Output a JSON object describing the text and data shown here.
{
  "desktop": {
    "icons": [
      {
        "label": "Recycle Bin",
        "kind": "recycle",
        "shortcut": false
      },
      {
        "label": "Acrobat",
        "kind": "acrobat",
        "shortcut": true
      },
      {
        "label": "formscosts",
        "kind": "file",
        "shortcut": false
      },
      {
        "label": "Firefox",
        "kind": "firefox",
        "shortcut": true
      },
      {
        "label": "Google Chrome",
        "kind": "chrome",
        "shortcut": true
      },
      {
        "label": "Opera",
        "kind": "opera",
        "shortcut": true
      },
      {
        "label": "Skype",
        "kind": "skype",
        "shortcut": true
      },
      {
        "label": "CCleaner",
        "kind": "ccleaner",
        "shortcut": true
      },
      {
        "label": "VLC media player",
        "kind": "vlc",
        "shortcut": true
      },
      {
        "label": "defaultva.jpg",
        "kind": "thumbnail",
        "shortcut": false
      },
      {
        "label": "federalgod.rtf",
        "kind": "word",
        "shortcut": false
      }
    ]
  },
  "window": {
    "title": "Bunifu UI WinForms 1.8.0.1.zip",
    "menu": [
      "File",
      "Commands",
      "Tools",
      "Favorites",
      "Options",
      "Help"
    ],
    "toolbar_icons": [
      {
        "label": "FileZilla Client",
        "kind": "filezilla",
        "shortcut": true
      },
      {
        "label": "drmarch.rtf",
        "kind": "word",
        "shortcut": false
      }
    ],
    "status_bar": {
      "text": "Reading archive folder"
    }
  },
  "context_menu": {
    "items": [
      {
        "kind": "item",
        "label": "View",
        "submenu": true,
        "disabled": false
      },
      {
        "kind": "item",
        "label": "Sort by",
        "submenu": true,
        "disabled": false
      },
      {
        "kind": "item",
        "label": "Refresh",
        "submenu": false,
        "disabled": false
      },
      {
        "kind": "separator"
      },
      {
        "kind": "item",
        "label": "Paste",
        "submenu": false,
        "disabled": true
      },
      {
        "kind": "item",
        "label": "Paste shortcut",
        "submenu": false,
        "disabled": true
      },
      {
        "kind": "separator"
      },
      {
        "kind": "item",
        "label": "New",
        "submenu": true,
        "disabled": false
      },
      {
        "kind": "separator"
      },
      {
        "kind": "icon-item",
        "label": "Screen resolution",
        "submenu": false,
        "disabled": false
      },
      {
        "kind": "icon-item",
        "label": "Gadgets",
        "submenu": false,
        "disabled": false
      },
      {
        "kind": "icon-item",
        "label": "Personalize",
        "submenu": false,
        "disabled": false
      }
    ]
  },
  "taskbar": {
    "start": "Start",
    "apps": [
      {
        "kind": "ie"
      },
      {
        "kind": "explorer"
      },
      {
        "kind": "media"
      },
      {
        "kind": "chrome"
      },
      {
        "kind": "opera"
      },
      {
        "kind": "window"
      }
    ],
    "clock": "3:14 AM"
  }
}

# # # #

- [What this task involves] Transcribe the data above in full, exactly.

- [Full response]
Output a JSON object describing the text and data shown here.
{
  "desktop": {
    "icons": [
      {
        "label": "Recycle Bin",
        "kind": "recycle",
        "shortcut": false
      },
      {
        "label": "Acrobat",
        "kind": "acrobat",
        "shortcut": true
      },
      {
        "label": "formscosts",
        "kind": "file",
        "shortcut": false
      },
      {
        "label": "Firefox",
        "kind": "firefox",
        "shortcut": true
      },
      {
        "label": "Google Chrome",
        "kind": "chrome",
        "shortcut": true
      },
      {
        "label": "Opera",
        "kind": "opera",
        "shortcut": true
      },
      {
        "label": "Skype",
        "kind": "skype",
        "shortcut": true
      },
      {
        "label": "CCleaner",
        "kind": "ccleaner",
        "shortcut": true
      },
      {
        "label": "VLC media player",
        "kind": "vlc",
        "shortcut": true
      },
      {
        "label": "defaultva.jpg",
        "kind": "thumbnail",
        "shortcut": false
      },
      {
        "label": "federalgod.rtf",
        "kind": "word",
        "shortcut": false
      }
    ]
  },
  "window": {
    "title": "Bunifu UI WinForms 1.8.0.1.zip",
    "menu": [
      "File",
      "Commands",
      "Tools",
      "Favorites",
      "Options",
      "Help"
    ],
    "toolbar_icons": [
      {
        "label": "FileZilla Client",
        "kind": "filezilla",
        "shortcut": true
      },
      {
        "label": "drmarch.rtf",
        "kind": "word",
        "shortcut": false
      }
    ],
    "status_bar": {
      "text": "Reading archive folder"
    }
  },
  "context_menu": {
    "items": [
      {
        "kind": "item",
        "label": "View",
        "submenu": true,
        "disabled": false
      },
      {
        "kind": "item",
        "label": "Sort by",
        "submenu": true,
        "disabled": false
      },
      {
        "kind": "item",
        "label": "Refresh",
        "submenu": false,
        "disabled": false
      },
      {
        "kind": "separator"
      },
      {
        "kind": "item",
        "label": "Paste",
        "submenu": false,
        "disabled": true
      },
      {
        "kind": "item",
        "label": "Paste shortcut",
        "submenu": false,
        "disabled": true
      },
      {
        "kind": "separator"
      },
      {
        "kind": "item",
        "label": "New",
        "submenu": true,
        "disabled": false
      },
      {
        "kind": "separator"
      },
      {
        "kind": "icon-item",
        "label": "Screen resolution",
        "submenu": false,
        "disabled": false
      },
      {
        "kind": "icon-item",
        "label": "Gadgets",
        "submenu": false,
        "disabled": false
      },
      {
        "kind": "icon-item",
        "label": "Personalize",
        "submenu": false,
        "disabled": false
      }
    ]
  },
  "taskbar": {
    "start": "Start",
    "apps": [
      {
        "kind": "ie"
      },
      {
        "kind": "explorer"
      },
      {
        "kind": "media"
      },
      {
        "kind": "chrome"
      },
      {
        "kind": "opera"
      },
      {
        "kind": "window"
      }
    ],
    "clock": "3:14 AM"
  }
}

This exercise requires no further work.